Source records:
/---

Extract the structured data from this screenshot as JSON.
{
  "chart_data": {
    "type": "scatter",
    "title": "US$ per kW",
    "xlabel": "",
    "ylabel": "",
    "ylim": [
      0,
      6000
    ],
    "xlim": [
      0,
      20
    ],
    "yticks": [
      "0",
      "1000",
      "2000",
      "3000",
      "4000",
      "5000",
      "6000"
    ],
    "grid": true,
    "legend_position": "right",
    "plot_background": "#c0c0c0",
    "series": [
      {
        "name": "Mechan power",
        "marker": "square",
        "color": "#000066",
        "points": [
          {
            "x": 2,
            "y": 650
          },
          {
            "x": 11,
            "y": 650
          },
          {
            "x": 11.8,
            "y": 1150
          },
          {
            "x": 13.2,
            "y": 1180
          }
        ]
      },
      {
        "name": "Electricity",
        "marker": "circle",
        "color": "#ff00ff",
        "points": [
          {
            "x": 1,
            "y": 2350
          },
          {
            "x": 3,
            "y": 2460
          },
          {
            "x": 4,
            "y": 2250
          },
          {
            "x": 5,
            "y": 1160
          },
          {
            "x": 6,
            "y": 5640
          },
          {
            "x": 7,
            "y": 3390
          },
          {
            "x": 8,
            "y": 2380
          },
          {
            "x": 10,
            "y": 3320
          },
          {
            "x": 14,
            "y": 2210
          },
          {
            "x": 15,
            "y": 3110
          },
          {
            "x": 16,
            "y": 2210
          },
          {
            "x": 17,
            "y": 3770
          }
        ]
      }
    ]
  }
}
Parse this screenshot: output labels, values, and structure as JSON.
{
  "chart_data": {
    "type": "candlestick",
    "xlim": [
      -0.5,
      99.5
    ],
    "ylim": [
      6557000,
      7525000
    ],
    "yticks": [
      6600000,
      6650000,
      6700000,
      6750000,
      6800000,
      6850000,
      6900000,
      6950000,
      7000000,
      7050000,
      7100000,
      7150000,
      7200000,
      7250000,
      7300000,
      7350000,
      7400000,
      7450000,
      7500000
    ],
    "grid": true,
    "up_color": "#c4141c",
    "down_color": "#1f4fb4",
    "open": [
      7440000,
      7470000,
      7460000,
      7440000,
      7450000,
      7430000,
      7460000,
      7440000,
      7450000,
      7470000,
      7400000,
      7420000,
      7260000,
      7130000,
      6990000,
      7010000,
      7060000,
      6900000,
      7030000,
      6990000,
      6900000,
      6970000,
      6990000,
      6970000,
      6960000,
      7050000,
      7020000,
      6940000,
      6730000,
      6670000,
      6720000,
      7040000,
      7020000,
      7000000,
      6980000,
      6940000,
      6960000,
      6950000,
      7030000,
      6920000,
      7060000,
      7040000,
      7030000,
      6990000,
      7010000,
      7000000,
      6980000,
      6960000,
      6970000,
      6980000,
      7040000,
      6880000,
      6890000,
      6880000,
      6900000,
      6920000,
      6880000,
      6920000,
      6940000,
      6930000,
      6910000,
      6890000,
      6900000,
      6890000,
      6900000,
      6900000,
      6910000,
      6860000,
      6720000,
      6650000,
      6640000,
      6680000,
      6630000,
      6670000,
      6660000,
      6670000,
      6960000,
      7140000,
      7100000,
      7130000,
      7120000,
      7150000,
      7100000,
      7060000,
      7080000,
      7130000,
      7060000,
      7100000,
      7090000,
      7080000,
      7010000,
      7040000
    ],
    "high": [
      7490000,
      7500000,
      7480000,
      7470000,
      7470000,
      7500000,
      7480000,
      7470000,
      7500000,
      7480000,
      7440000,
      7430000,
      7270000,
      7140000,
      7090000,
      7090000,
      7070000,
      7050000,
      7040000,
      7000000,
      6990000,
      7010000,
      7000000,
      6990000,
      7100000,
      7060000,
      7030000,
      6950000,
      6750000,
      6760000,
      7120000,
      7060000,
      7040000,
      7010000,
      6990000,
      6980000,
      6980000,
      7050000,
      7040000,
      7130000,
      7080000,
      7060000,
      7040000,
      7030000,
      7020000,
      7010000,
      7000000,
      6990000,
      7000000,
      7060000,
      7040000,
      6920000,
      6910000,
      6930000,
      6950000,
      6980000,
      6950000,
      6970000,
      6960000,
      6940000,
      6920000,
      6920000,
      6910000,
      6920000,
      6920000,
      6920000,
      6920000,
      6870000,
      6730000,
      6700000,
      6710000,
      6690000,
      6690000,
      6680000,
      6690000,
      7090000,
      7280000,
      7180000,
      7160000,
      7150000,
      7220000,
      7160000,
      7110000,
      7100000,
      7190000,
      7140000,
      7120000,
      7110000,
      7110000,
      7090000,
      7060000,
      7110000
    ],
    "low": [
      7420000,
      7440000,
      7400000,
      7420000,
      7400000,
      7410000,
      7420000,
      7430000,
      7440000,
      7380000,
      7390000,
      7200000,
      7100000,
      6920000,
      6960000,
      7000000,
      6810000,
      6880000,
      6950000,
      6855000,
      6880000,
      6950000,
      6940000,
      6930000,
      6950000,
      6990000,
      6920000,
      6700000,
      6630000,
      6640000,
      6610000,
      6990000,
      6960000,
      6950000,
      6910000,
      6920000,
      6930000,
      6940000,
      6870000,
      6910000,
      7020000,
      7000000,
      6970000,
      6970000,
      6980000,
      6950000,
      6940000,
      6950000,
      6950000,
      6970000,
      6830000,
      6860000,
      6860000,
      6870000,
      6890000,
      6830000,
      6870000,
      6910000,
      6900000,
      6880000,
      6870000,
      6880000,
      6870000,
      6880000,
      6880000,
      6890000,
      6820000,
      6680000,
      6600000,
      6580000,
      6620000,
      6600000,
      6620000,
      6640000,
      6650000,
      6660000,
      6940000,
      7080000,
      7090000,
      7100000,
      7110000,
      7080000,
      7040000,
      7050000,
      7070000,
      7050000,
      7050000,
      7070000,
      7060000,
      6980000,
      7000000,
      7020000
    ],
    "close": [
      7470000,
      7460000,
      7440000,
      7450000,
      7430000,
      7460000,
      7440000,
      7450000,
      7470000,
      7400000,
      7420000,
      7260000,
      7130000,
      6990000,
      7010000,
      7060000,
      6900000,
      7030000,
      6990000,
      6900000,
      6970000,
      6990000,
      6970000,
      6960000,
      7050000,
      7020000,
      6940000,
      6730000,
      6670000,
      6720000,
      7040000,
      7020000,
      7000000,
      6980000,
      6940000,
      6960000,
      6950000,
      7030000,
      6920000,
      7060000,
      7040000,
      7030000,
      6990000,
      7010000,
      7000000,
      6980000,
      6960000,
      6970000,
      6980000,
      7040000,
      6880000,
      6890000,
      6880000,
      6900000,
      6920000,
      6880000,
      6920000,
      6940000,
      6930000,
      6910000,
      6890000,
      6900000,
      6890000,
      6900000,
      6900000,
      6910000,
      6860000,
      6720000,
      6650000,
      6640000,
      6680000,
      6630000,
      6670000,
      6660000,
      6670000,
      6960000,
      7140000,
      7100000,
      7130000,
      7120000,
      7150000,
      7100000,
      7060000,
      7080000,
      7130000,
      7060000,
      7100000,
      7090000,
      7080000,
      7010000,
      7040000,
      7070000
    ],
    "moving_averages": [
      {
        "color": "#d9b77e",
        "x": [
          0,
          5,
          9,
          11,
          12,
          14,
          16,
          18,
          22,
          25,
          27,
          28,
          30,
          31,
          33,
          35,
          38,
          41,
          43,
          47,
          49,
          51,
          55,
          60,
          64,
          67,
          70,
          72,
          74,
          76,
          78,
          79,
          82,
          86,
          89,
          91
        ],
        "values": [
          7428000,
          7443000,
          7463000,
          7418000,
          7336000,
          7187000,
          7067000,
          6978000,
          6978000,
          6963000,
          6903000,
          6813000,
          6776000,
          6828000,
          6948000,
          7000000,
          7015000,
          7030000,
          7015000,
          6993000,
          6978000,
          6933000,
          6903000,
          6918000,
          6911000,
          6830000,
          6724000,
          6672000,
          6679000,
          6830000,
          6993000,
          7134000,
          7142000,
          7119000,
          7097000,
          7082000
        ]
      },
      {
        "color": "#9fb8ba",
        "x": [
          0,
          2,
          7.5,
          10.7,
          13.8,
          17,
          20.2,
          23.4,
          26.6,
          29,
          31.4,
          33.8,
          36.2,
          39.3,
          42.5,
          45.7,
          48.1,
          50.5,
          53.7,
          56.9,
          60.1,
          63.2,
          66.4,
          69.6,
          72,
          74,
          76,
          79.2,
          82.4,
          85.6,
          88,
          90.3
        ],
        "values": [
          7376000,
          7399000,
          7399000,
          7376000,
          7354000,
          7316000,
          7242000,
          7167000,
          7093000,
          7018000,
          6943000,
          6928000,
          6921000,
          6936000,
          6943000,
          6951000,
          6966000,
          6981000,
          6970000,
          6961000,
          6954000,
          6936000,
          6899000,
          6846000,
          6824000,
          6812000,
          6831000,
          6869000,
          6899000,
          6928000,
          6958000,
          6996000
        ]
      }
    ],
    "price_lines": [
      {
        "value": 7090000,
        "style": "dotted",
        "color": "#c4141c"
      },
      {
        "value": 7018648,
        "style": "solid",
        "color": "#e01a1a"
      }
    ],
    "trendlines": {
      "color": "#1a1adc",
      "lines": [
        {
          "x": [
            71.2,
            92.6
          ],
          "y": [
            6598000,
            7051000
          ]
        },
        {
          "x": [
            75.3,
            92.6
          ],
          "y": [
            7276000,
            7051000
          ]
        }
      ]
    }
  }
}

\---

Task goal: For each line of the entries that includes "screenshot", show that line.

Task solution:
Extract the structured data from this screenshot as JSON.
Parse this screenshot: output labels, values, and structure as JSON.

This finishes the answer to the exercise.